### Problem:
Reproduce the records below exactly, leaving out any pictures.

### Stored rows:
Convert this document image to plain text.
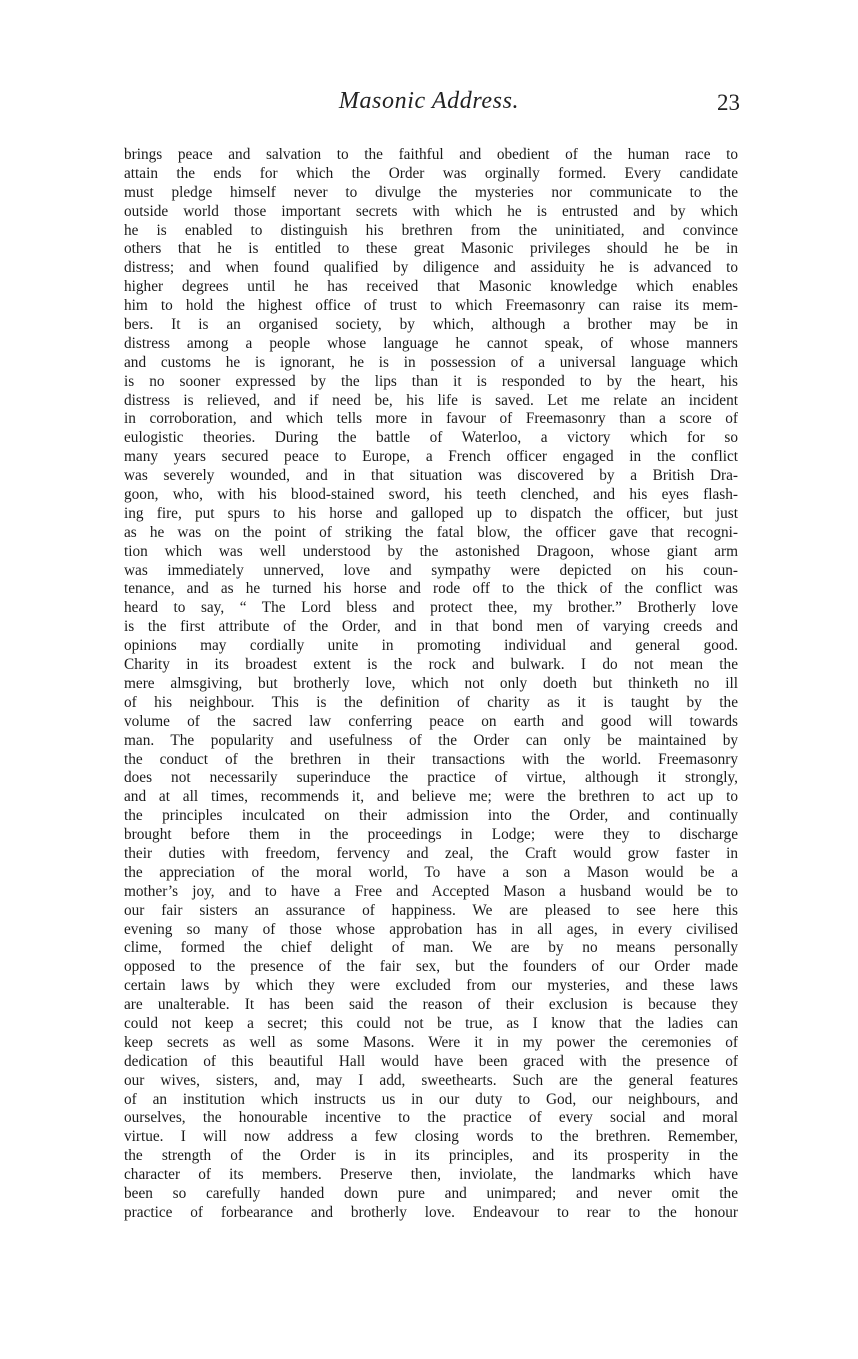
Masonic Address.	23
brings peace and salvation to the faithful and obedient of the human race to
attain the ends for which the Order was orginally formed. Every candidate
must pledge himself never to divulge the mysteries nor communicate to the
outside world those important secrets with which he is entrusted and by which
he is enabled to distinguish his brethren from the uninitiated, and convince
others that he is entitled to these great Masonic privileges should he be in
distress; and when found qualified by diligence and assiduity he is advanced to
higher degrees until he has received that Masonic knowledge which enables
him to hold the highest office of trust to which Freemasonry can raise its mem-
bers. It is an organised society, by which, although a brother may be in
distress among a people whose language he cannot speak, of whose manners
and customs he is ignorant, he is in possession of a universal language which
is no sooner expressed by the lips than it is responded to by the heart, his
distress is relieved, and if need be, his life is saved. Let me relate an incident
in corroboration, and which tells more in favour of Freemasonry than a score of
eulogistic theories. During the battle of Waterloo, a victory which for so
many years secured peace to Europe, a French officer engaged in the conflict
was severely wounded, and in that situation was discovered by a British Dra-
goon, who, with his blood-stained sword, his teeth clenched, and his eyes flash-
ing fire, put spurs to his horse and galloped up to dispatch the officer, but just
as he was on the point of striking the fatal blow, the officer gave that recogni-
tion which was well understood by the astonished Dragoon, whose giant arm
was immediately unnerved, love and sympathy were depicted on his coun-
tenance, and as he turned his horse and rode off to the thick of the conflict was
heard to say, “ The Lord bless and protect thee, my brother.” Brotherly love
is the first attribute of the Order, and in that bond men of varying creeds and
opinions may cordially unite in promoting individual and general good.
Charity in its broadest extent is the rock and bulwark. I do not mean the
mere almsgiving, but brotherly love, which not only doeth but thinketh no ill
of his neighbour. This is the definition of charity as it is taught by the
volume of the sacred law conferring peace on earth and good will towards
man. The popularity and usefulness of the Order can only be maintained by
the conduct of the brethren in their transactions with the world. Freemasonry
does not necessarily superinduce the practice of virtue, although it strongly,
and at all times, recommends it, and believe me; were the brethren to act up to
the principles inculcated on their admission into the Order, and continually
brought before them in the proceedings in Lodge; were they to discharge
their duties with freedom, fervency and zeal, the Craft would grow faster in
the appreciation of the moral world, To have a son a Mason would be a
mother’s joy, and to have a Free and Accepted Mason a husband would be to
our fair sisters an assurance of happiness. We are pleased to see here this
evening so many of those whose approbation has in all ages, in every civilised
clime, formed the chief delight of man. We are by no means personally
opposed to the presence of the fair sex, but the founders of our Order made
certain laws by which they were excluded from our mysteries, and these laws
are unalterable. It has been said the reason of their exclusion is because they
could not keep a secret; this could not be true, as I know that the ladies can
keep secrets as well as some Masons. Were it in my power the ceremonies of
dedication of this beautiful Hall would have been graced with the presence of
our wives, sisters, and, may I add, sweethearts. Such are the general features
of an institution which instructs us in our duty to God, our neighbours, and
ourselves, the honourable incentive to the practice of every social and moral
virtue. I will now address a few closing words to the brethren. Remember,
the strength of the Order is in its principles, and its prosperity in the
character of its members. Preserve then, inviolate, the landmarks which have
been so carefully handed down pure and unimpared; and never omit the
practice of forbearance and brotherly love. Endeavour to rear to the honour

### Full solution:
Convert this document image to plain text.
Masonic Address.	23
brings peace and salvation to the faithful and obedient of the human race to
attain the ends for which the Order was orginally formed. Every candidate
must pledge himself never to divulge the mysteries nor communicate to the
outside world those important secrets with which he is entrusted and by which
he is enabled to distinguish his brethren from the uninitiated, and convince
others that he is entitled to these great Masonic privileges should he be in
distress; and when found qualified by diligence and assiduity he is advanced to
higher degrees until he has received that Masonic knowledge which enables
him to hold the highest office of trust to which Freemasonry can raise its mem-
bers. It is an organised society, by which, although a brother may be in
distress among a people whose language he cannot speak, of whose manners
and customs he is ignorant, he is in possession of a universal language which
is no sooner expressed by the lips than it is responded to by the heart, his
distress is relieved, and if need be, his life is saved. Let me relate an incident
in corroboration, and which tells more in favour of Freemasonry than a score of
eulogistic theories. During the battle of Waterloo, a victory which for so
many years secured peace to Europe, a French officer engaged in the conflict
was severely wounded, and in that situation was discovered by a British Dra-
goon, who, with his blood-stained sword, his teeth clenched, and his eyes flash-
ing fire, put spurs to his horse and galloped up to dispatch the officer, but just
as he was on the point of striking the fatal blow, the officer gave that recogni-
tion which was well understood by the astonished Dragoon, whose giant arm
was immediately unnerved, love and sympathy were depicted on his coun-
tenance, and as he turned his horse and rode off to the thick of the conflict was
heard to say, “ The Lord bless and protect thee, my brother.” Brotherly love
is the first attribute of the Order, and in that bond men of varying creeds and
opinions may cordially unite in promoting individual and general good.
Charity in its broadest extent is the rock and bulwark. I do not mean the
mere almsgiving, but brotherly love, which not only doeth but thinketh no ill
of his neighbour. This is the definition of charity as it is taught by the
volume of the sacred law conferring peace on earth and good will towards
man. The popularity and usefulness of the Order can only be maintained by
the conduct of the brethren in their transactions with the world. Freemasonry
does not necessarily superinduce the practice of virtue, although it strongly,
and at all times, recommends it, and believe me; were the brethren to act up to
the principles inculcated on their admission into the Order, and continually
brought before them in the proceedings in Lodge; were they to discharge
their duties with freedom, fervency and zeal, the Craft would grow faster in
the appreciation of the moral world, To have a son a Mason would be a
mother’s joy, and to have a Free and Accepted Mason a husband would be to
our fair sisters an assurance of happiness. We are pleased to see here this
evening so many of those whose approbation has in all ages, in every civilised
clime, formed the chief delight of man. We are by no means personally
opposed to the presence of the fair sex, but the founders of our Order made
certain laws by which they were excluded from our mysteries, and these laws
are unalterable. It has been said the reason of their exclusion is because they
could not keep a secret; this could not be true, as I know that the ladies can
keep secrets as well as some Masons. Were it in my power the ceremonies of
dedication of this beautiful Hall would have been graced with the presence of
our wives, sisters, and, may I add, sweethearts. Such are the general features
of an institution which instructs us in our duty to God, our neighbours, and
ourselves, the honourable incentive to the practice of every social and moral
virtue. I will now address a few closing words to the brethren. Remember,
the strength of the Order is in its principles, and its prosperity in the
character of its members. Preserve then, inviolate, the landmarks which have
been so carefully handed down pure and unimpared; and never omit the
practice of forbearance and brotherly love. Endeavour to rear to the honour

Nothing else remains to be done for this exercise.